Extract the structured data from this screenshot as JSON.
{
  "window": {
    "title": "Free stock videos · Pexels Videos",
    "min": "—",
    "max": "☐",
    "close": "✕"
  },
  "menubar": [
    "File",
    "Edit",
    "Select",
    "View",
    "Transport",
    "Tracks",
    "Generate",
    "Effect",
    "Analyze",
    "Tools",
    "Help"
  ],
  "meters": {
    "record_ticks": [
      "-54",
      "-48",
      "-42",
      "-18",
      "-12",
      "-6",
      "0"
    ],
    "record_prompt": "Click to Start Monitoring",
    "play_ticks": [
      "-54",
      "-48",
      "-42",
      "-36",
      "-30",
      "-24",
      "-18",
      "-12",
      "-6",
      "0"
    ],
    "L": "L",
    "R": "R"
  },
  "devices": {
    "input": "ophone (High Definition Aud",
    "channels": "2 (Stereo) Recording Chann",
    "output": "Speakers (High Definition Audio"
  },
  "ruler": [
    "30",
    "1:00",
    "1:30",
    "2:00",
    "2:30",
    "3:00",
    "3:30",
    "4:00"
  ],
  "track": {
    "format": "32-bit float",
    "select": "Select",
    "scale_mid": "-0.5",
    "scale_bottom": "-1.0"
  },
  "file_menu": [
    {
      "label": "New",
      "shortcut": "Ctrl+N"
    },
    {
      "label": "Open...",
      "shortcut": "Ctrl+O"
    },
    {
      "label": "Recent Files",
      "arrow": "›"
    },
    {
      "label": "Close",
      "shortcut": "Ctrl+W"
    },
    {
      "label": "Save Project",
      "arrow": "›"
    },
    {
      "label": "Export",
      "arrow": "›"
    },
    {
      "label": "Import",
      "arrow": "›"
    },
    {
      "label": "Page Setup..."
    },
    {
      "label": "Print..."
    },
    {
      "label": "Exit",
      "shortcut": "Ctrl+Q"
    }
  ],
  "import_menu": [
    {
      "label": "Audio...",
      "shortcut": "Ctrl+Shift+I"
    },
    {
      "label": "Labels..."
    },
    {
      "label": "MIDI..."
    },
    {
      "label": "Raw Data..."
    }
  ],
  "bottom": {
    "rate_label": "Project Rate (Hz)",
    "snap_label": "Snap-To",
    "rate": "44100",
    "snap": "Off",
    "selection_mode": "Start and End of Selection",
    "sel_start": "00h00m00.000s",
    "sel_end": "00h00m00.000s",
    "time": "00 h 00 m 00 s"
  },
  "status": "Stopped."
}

::::::::::

Task description: Using the listing above, reproduce each line without omission.

Solution:
Extract the structured data from this screenshot as JSON.
{
  "window": {
    "title": "Free stock videos · Pexels Videos",
    "min": "—",
    "max": "☐",
    "close": "✕"
  },
  "menubar": [
    "File",
    "Edit",
    "Select",
    "View",
    "Transport",
    "Tracks",
    "Generate",
    "Effect",
    "Analyze",
    "Tools",
    "Help"
  ],
  "meters": {
    "record_ticks": [
      "-54",
      "-48",
      "-42",
      "-18",
      "-12",
      "-6",
      "0"
    ],
    "record_prompt": "Click to Start Monitoring",
    "play_ticks": [
      "-54",
      "-48",
      "-42",
      "-36",
      "-30",
      "-24",
      "-18",
      "-12",
      "-6",
      "0"
    ],
    "L": "L",
    "R": "R"
  },
  "devices": {
    "input": "ophone (High Definition Aud",
    "channels": "2 (Stereo) Recording Chann",
    "output": "Speakers (High Definition Audio"
  },
  "ruler": [
    "30",
    "1:00",
    "1:30",
    "2:00",
    "2:30",
    "3:00",
    "3:30",
    "4:00"
  ],
  "track": {
    "format": "32-bit float",
    "select": "Select",
    "scale_mid": "-0.5",
    "scale_bottom": "-1.0"
  },
  "file_menu": [
    {
      "label": "New",
      "shortcut": "Ctrl+N"
    },
    {
      "label": "Open...",
      "shortcut": "Ctrl+O"
    },
    {
      "label": "Recent Files",
      "arrow": "›"
    },
    {
      "label": "Close",
      "shortcut": "Ctrl+W"
    },
    {
      "label": "Save Project",
      "arrow": "›"
    },
    {
      "label": "Export",
      "arrow": "›"
    },
    {
      "label": "Import",
      "arrow": "›"
    },
    {
      "label": "Page Setup..."
    },
    {
      "label": "Print..."
    },
    {
      "label": "Exit",
      "shortcut": "Ctrl+Q"
    }
  ],
  "import_menu": [
    {
      "label": "Audio...",
      "shortcut": "Ctrl+Shift+I"
    },
    {
      "label": "Labels..."
    },
    {
      "label": "MIDI..."
    },
    {
      "label": "Raw Data..."
    }
  ],
  "bottom": {
    "rate_label": "Project Rate (Hz)",
    "snap_label": "Snap-To",
    "rate": "44100",
    "snap": "Off",
    "selection_mode": "Start and End of Selection",
    "sel_start": "00h00m00.000s",
    "sel_end": "00h00m00.000s",
    "time": "00 h 00 m 00 s"
  },
  "status": "Stopped."
}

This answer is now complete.